Exercise: Copy all entries without alteration and skip the pictures they hold.

= = = =

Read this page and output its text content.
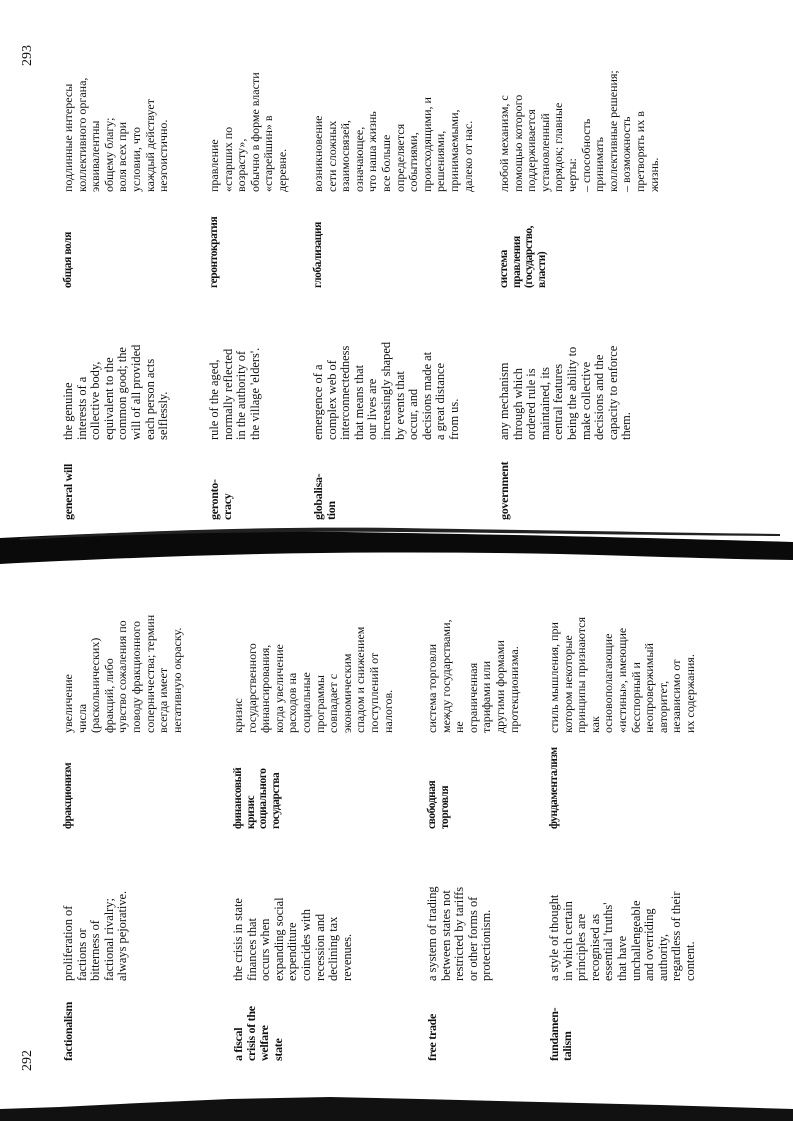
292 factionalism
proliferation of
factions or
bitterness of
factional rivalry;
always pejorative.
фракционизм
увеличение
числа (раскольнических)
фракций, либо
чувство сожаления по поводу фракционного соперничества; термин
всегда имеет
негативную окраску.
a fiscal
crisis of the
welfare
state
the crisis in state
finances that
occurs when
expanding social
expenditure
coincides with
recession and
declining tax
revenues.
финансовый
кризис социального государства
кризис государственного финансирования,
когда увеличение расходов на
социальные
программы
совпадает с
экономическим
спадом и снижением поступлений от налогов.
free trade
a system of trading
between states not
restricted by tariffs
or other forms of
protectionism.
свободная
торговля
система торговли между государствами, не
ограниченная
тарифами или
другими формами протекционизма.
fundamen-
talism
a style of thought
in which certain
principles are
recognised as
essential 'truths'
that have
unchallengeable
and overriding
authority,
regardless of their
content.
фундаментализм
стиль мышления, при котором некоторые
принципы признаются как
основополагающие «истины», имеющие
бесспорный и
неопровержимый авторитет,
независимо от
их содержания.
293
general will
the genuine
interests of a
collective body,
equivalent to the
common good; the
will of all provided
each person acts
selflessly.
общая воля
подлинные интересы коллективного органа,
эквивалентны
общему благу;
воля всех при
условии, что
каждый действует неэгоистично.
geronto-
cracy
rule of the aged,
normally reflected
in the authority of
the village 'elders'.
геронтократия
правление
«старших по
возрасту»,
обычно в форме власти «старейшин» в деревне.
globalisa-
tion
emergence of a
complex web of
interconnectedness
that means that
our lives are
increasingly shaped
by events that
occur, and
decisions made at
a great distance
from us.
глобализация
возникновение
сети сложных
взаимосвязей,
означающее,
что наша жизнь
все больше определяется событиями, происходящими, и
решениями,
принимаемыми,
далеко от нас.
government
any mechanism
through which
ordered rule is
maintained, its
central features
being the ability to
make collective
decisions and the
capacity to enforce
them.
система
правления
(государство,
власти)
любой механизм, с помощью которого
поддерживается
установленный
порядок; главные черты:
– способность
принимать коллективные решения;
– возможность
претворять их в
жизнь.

= = = =

Answer to the exercise:
Read this page and output its text content.
292 factionalism
proliferation of
factions or
bitterness of
factional rivalry;
always pejorative.
фракционизм
увеличение
числа (раскольнических)
фракций, либо
чувство сожаления по поводу фракционного соперничества; термин
всегда имеет
негативную окраску.
a fiscal
crisis of the
welfare
state
the crisis in state
finances that
occurs when
expanding social
expenditure
coincides with
recession and
declining tax
revenues.
финансовый
кризис социального государства
кризис государственного финансирования,
когда увеличение расходов на
социальные
программы
совпадает с
экономическим
спадом и снижением поступлений от налогов.
free trade
a system of trading
between states not
restricted by tariffs
or other forms of
protectionism.
свободная
торговля
система торговли между государствами, не
ограниченная
тарифами или
другими формами протекционизма.
fundamen-
talism
a style of thought
in which certain
principles are
recognised as
essential 'truths'
that have
unchallengeable
and overriding
authority,
regardless of their
content.
фундаментализм
стиль мышления, при котором некоторые
принципы признаются как
основополагающие «истины», имеющие
бесспорный и
неопровержимый авторитет,
независимо от
их содержания.
293
general will
the genuine
interests of a
collective body,
equivalent to the
common good; the
will of all provided
each person acts
selflessly.
общая воля
подлинные интересы коллективного органа,
эквивалентны
общему благу;
воля всех при
условии, что
каждый действует неэгоистично.
geronto-
cracy
rule of the aged,
normally reflected
in the authority of
the village 'elders'.
геронтократия
правление
«старших по
возрасту»,
обычно в форме власти «старейшин» в деревне.
globalisa-
tion
emergence of a
complex web of
interconnectedness
that means that
our lives are
increasingly shaped
by events that
occur, and
decisions made at
a great distance
from us.
глобализация
возникновение
сети сложных
взаимосвязей,
означающее,
что наша жизнь
все больше определяется событиями, происходящими, и
решениями,
принимаемыми,
далеко от нас.
government
any mechanism
through which
ordered rule is
maintained, its
central features
being the ability to
make collective
decisions and the
capacity to enforce
them.
система
правления
(государство,
власти)
любой механизм, с помощью которого
поддерживается
установленный
порядок; главные черты:
– способность
принимать коллективные решения;
– возможность
претворять их в
жизнь.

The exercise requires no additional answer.